- WHAT YOU WILL DO:
In the entries below, count every line containing "loan". Reply with the number alone.

Stored data entries:
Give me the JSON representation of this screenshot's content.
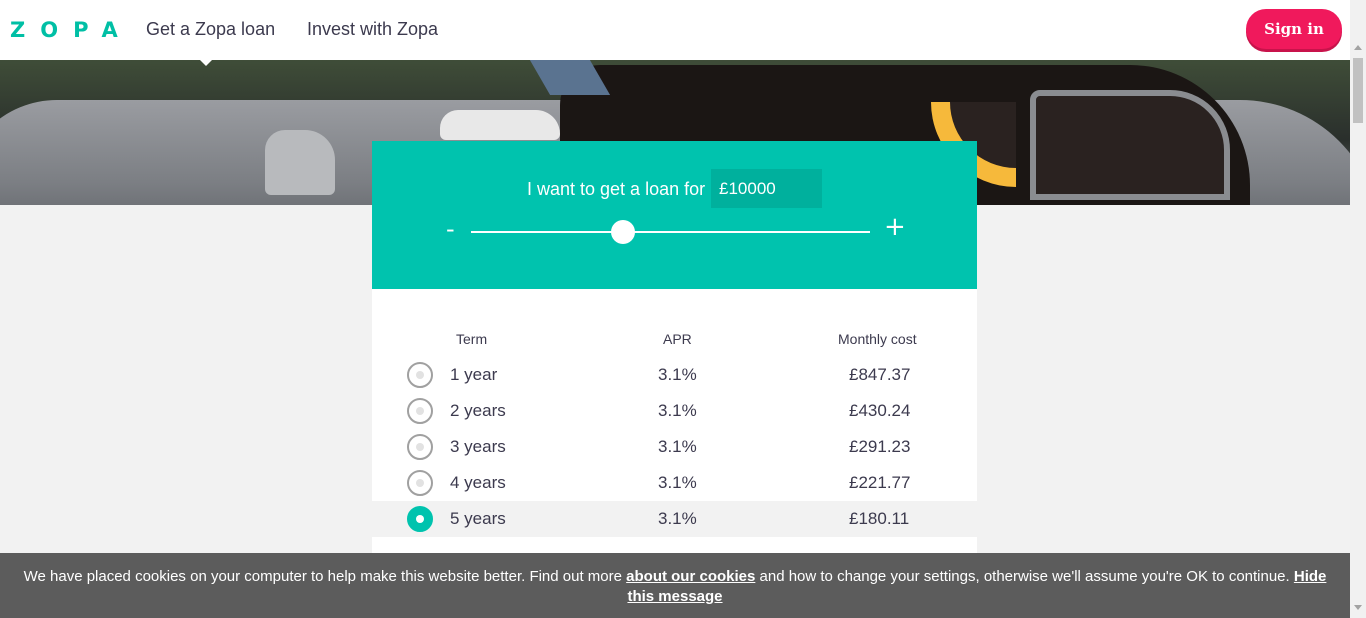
{
  "header": {
    "logo": "ZOPA",
    "nav": [
      {
        "label": "Get a Zopa loan"
      },
      {
        "label": "Invest with Zopa"
      }
    ],
    "signin_label": "Sign in"
  },
  "calculator": {
    "prompt": "I want to get a loan for",
    "amount": "£10000",
    "minus_label": "-",
    "plus_label": "+",
    "slider_level": 0.38,
    "columns": {
      "term": "Term",
      "apr": "APR",
      "cost": "Monthly cost"
    },
    "rows": [
      {
        "term": "1 year",
        "apr": "3.1%",
        "cost": "£847.37",
        "selected": false
      },
      {
        "term": "2 years",
        "apr": "3.1%",
        "cost": "£430.24",
        "selected": false
      },
      {
        "term": "3 years",
        "apr": "3.1%",
        "cost": "£291.23",
        "selected": false
      },
      {
        "term": "4 years",
        "apr": "3.1%",
        "cost": "£221.77",
        "selected": false
      },
      {
        "term": "5 years",
        "apr": "3.1%",
        "cost": "£180.11",
        "selected": true
      }
    ]
  },
  "cookie": {
    "text_1": "We have placed cookies on your computer to help make this website better. Find out more ",
    "link_1": "about our cookies",
    "text_2": " and how to change your settings, otherwise we'll assume you're OK to continue. ",
    "link_2": "Hide this message"
  },
  "colors": {
    "brand": "#00c3ae",
    "signin": "#f0195c",
    "accent": "#f6b93b"
  }
}
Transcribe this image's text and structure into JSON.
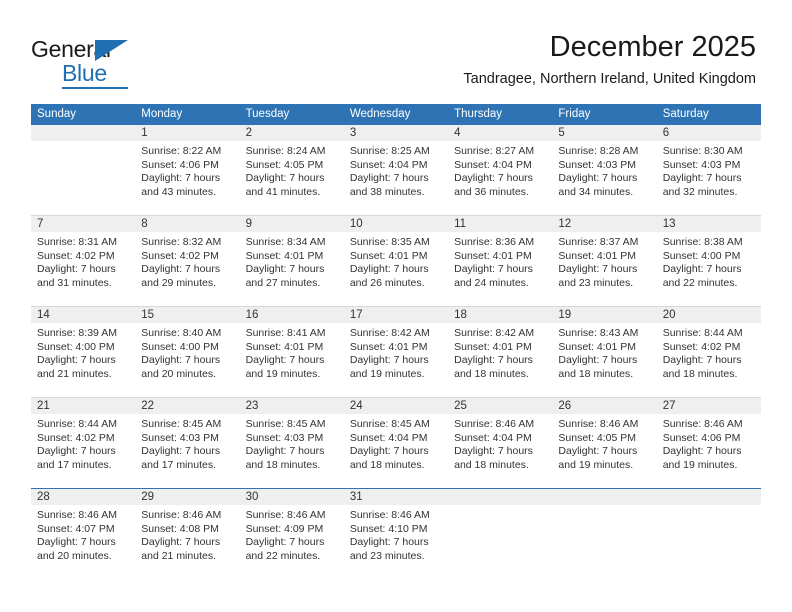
{
  "brand": {
    "name_part1": "General",
    "name_part2": "Blue",
    "accent_color": "#1f6fb2"
  },
  "header": {
    "title": "December 2025",
    "subtitle": "Tandragee, Northern Ireland, United Kingdom"
  },
  "calendar": {
    "header_color": "#2e74b5",
    "weekdays": [
      "Sunday",
      "Monday",
      "Tuesday",
      "Wednesday",
      "Thursday",
      "Friday",
      "Saturday"
    ],
    "weeks": [
      [
        {
          "day": "",
          "lines": [
            "",
            "",
            "",
            ""
          ],
          "empty": true
        },
        {
          "day": "1",
          "lines": [
            "Sunrise: 8:22 AM",
            "Sunset: 4:06 PM",
            "Daylight: 7 hours",
            "and 43 minutes."
          ]
        },
        {
          "day": "2",
          "lines": [
            "Sunrise: 8:24 AM",
            "Sunset: 4:05 PM",
            "Daylight: 7 hours",
            "and 41 minutes."
          ]
        },
        {
          "day": "3",
          "lines": [
            "Sunrise: 8:25 AM",
            "Sunset: 4:04 PM",
            "Daylight: 7 hours",
            "and 38 minutes."
          ]
        },
        {
          "day": "4",
          "lines": [
            "Sunrise: 8:27 AM",
            "Sunset: 4:04 PM",
            "Daylight: 7 hours",
            "and 36 minutes."
          ]
        },
        {
          "day": "5",
          "lines": [
            "Sunrise: 8:28 AM",
            "Sunset: 4:03 PM",
            "Daylight: 7 hours",
            "and 34 minutes."
          ]
        },
        {
          "day": "6",
          "lines": [
            "Sunrise: 8:30 AM",
            "Sunset: 4:03 PM",
            "Daylight: 7 hours",
            "and 32 minutes."
          ]
        }
      ],
      [
        {
          "day": "7",
          "lines": [
            "Sunrise: 8:31 AM",
            "Sunset: 4:02 PM",
            "Daylight: 7 hours",
            "and 31 minutes."
          ]
        },
        {
          "day": "8",
          "lines": [
            "Sunrise: 8:32 AM",
            "Sunset: 4:02 PM",
            "Daylight: 7 hours",
            "and 29 minutes."
          ]
        },
        {
          "day": "9",
          "lines": [
            "Sunrise: 8:34 AM",
            "Sunset: 4:01 PM",
            "Daylight: 7 hours",
            "and 27 minutes."
          ]
        },
        {
          "day": "10",
          "lines": [
            "Sunrise: 8:35 AM",
            "Sunset: 4:01 PM",
            "Daylight: 7 hours",
            "and 26 minutes."
          ]
        },
        {
          "day": "11",
          "lines": [
            "Sunrise: 8:36 AM",
            "Sunset: 4:01 PM",
            "Daylight: 7 hours",
            "and 24 minutes."
          ]
        },
        {
          "day": "12",
          "lines": [
            "Sunrise: 8:37 AM",
            "Sunset: 4:01 PM",
            "Daylight: 7 hours",
            "and 23 minutes."
          ]
        },
        {
          "day": "13",
          "lines": [
            "Sunrise: 8:38 AM",
            "Sunset: 4:00 PM",
            "Daylight: 7 hours",
            "and 22 minutes."
          ]
        }
      ],
      [
        {
          "day": "14",
          "lines": [
            "Sunrise: 8:39 AM",
            "Sunset: 4:00 PM",
            "Daylight: 7 hours",
            "and 21 minutes."
          ]
        },
        {
          "day": "15",
          "lines": [
            "Sunrise: 8:40 AM",
            "Sunset: 4:00 PM",
            "Daylight: 7 hours",
            "and 20 minutes."
          ]
        },
        {
          "day": "16",
          "lines": [
            "Sunrise: 8:41 AM",
            "Sunset: 4:01 PM",
            "Daylight: 7 hours",
            "and 19 minutes."
          ]
        },
        {
          "day": "17",
          "lines": [
            "Sunrise: 8:42 AM",
            "Sunset: 4:01 PM",
            "Daylight: 7 hours",
            "and 19 minutes."
          ]
        },
        {
          "day": "18",
          "lines": [
            "Sunrise: 8:42 AM",
            "Sunset: 4:01 PM",
            "Daylight: 7 hours",
            "and 18 minutes."
          ]
        },
        {
          "day": "19",
          "lines": [
            "Sunrise: 8:43 AM",
            "Sunset: 4:01 PM",
            "Daylight: 7 hours",
            "and 18 minutes."
          ]
        },
        {
          "day": "20",
          "lines": [
            "Sunrise: 8:44 AM",
            "Sunset: 4:02 PM",
            "Daylight: 7 hours",
            "and 18 minutes."
          ]
        }
      ],
      [
        {
          "day": "21",
          "lines": [
            "Sunrise: 8:44 AM",
            "Sunset: 4:02 PM",
            "Daylight: 7 hours",
            "and 17 minutes."
          ]
        },
        {
          "day": "22",
          "lines": [
            "Sunrise: 8:45 AM",
            "Sunset: 4:03 PM",
            "Daylight: 7 hours",
            "and 17 minutes."
          ]
        },
        {
          "day": "23",
          "lines": [
            "Sunrise: 8:45 AM",
            "Sunset: 4:03 PM",
            "Daylight: 7 hours",
            "and 18 minutes."
          ]
        },
        {
          "day": "24",
          "lines": [
            "Sunrise: 8:45 AM",
            "Sunset: 4:04 PM",
            "Daylight: 7 hours",
            "and 18 minutes."
          ]
        },
        {
          "day": "25",
          "lines": [
            "Sunrise: 8:46 AM",
            "Sunset: 4:04 PM",
            "Daylight: 7 hours",
            "and 18 minutes."
          ]
        },
        {
          "day": "26",
          "lines": [
            "Sunrise: 8:46 AM",
            "Sunset: 4:05 PM",
            "Daylight: 7 hours",
            "and 19 minutes."
          ]
        },
        {
          "day": "27",
          "lines": [
            "Sunrise: 8:46 AM",
            "Sunset: 4:06 PM",
            "Daylight: 7 hours",
            "and 19 minutes."
          ]
        }
      ],
      [
        {
          "day": "28",
          "lines": [
            "Sunrise: 8:46 AM",
            "Sunset: 4:07 PM",
            "Daylight: 7 hours",
            "and 20 minutes."
          ]
        },
        {
          "day": "29",
          "lines": [
            "Sunrise: 8:46 AM",
            "Sunset: 4:08 PM",
            "Daylight: 7 hours",
            "and 21 minutes."
          ]
        },
        {
          "day": "30",
          "lines": [
            "Sunrise: 8:46 AM",
            "Sunset: 4:09 PM",
            "Daylight: 7 hours",
            "and 22 minutes."
          ]
        },
        {
          "day": "31",
          "lines": [
            "Sunrise: 8:46 AM",
            "Sunset: 4:10 PM",
            "Daylight: 7 hours",
            "and 23 minutes."
          ]
        },
        {
          "day": "",
          "lines": [
            "",
            "",
            "",
            ""
          ],
          "empty": true
        },
        {
          "day": "",
          "lines": [
            "",
            "",
            "",
            ""
          ],
          "empty": true
        },
        {
          "day": "",
          "lines": [
            "",
            "",
            "",
            ""
          ],
          "empty": true
        }
      ]
    ]
  }
}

- COMPLETED TASK:
2